Task data –
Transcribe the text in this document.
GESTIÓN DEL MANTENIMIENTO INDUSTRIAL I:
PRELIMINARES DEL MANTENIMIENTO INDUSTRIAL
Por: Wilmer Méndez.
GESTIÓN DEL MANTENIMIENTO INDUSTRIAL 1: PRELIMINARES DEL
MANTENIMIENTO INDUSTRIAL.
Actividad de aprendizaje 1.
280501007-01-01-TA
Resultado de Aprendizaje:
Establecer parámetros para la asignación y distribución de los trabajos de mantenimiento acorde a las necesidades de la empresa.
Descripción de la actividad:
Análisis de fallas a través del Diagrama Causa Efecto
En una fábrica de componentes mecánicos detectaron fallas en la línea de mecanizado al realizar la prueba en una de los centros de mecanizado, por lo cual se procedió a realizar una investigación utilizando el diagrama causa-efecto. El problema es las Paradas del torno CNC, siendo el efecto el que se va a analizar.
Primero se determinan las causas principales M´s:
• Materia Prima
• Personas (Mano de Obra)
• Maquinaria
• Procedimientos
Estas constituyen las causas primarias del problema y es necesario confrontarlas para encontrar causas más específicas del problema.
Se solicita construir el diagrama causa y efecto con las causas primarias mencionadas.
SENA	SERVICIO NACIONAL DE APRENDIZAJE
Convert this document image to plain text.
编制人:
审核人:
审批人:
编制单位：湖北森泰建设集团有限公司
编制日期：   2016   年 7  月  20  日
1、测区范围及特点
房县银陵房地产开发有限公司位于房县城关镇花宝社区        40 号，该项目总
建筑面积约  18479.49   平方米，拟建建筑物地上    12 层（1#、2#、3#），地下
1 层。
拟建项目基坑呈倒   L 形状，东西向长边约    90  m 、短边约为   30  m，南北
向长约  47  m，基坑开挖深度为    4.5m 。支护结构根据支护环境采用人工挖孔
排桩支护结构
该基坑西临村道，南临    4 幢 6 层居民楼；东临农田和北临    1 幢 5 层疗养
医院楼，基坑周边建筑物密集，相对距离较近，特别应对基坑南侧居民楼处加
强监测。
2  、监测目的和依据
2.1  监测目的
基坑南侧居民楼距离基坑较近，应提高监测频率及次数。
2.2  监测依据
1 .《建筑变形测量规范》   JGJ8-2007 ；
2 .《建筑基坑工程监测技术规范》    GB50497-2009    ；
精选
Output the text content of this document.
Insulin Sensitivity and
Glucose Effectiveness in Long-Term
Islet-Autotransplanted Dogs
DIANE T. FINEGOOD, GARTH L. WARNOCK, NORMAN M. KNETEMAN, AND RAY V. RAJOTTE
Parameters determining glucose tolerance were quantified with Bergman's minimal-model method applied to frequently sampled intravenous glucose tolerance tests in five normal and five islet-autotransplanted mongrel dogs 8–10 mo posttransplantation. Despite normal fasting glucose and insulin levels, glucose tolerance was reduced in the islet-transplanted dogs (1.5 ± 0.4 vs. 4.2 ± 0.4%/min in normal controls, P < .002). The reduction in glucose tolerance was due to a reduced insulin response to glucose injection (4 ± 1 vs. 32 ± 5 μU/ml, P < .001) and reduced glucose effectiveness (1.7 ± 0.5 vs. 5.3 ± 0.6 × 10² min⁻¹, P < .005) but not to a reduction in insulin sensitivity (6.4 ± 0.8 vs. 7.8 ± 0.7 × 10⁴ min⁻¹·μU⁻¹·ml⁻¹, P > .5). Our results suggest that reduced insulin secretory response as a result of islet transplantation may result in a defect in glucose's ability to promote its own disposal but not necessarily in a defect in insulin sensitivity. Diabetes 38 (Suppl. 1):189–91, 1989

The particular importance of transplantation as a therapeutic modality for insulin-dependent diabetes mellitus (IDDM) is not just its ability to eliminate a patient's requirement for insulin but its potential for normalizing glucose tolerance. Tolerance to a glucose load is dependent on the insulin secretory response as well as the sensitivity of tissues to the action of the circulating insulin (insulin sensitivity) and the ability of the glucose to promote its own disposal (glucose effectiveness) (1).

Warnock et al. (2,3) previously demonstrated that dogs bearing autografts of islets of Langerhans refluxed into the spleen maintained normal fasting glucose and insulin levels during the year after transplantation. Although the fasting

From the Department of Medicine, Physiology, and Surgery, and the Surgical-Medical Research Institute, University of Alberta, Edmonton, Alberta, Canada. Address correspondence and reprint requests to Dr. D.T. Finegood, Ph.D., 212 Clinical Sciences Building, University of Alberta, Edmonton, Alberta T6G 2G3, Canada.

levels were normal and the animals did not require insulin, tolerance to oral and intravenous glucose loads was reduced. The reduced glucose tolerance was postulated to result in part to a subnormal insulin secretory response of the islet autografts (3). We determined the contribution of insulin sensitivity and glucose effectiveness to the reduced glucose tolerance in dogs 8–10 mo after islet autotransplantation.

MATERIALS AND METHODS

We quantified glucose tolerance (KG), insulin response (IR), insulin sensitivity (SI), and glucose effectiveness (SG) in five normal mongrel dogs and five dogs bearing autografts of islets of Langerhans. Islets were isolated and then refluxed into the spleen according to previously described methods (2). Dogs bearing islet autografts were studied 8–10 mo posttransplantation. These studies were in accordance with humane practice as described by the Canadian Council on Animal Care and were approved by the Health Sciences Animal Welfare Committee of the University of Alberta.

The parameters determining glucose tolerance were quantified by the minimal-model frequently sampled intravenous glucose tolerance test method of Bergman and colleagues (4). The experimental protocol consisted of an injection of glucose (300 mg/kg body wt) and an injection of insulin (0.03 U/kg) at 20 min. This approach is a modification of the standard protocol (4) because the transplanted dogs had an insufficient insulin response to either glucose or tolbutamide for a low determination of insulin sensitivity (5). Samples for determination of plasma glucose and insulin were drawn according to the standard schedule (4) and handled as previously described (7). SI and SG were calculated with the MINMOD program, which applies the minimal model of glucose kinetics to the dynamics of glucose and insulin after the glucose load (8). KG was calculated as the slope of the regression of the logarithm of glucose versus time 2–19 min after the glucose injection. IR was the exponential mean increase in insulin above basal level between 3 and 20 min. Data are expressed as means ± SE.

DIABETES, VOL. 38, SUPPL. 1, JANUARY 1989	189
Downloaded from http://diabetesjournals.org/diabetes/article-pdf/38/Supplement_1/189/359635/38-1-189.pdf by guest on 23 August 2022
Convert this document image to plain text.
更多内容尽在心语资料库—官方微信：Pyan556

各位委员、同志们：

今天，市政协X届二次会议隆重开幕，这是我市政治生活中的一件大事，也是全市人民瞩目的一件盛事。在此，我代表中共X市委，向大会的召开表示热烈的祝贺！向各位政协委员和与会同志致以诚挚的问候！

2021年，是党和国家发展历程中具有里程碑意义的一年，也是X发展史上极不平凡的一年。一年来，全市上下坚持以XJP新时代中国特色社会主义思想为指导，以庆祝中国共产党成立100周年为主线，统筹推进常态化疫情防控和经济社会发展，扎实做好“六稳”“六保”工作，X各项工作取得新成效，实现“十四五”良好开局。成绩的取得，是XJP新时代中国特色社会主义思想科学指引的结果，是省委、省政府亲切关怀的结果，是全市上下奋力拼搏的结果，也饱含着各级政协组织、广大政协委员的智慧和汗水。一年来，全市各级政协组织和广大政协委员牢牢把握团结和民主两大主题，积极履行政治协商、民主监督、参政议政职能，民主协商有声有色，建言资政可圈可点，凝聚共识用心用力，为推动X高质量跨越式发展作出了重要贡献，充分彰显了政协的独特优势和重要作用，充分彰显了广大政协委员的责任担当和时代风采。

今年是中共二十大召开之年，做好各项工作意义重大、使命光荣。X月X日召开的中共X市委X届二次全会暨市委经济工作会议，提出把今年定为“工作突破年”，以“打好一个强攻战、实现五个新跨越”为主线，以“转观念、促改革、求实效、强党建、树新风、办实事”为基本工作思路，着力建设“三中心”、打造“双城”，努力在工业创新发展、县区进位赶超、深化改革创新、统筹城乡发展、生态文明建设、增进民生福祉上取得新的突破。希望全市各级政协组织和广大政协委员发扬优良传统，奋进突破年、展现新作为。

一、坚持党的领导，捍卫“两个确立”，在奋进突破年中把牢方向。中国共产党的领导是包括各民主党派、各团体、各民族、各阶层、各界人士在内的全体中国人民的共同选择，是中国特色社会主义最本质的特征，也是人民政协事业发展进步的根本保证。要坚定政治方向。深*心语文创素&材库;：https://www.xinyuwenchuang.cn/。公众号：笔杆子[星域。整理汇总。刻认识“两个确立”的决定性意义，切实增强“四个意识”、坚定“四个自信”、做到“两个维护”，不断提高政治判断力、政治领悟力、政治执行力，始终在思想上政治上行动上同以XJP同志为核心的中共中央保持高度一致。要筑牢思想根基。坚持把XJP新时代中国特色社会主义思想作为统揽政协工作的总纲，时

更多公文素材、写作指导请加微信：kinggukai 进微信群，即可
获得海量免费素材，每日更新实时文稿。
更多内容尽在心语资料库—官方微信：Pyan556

What the task asks –
In the lines above, locate the string "text". Copy every line where it occurs.

Result of this exercise –
Transcribe the text in this document.
Convert this document image to plain text.
Output the text content of this document.
Convert this document image to plain text.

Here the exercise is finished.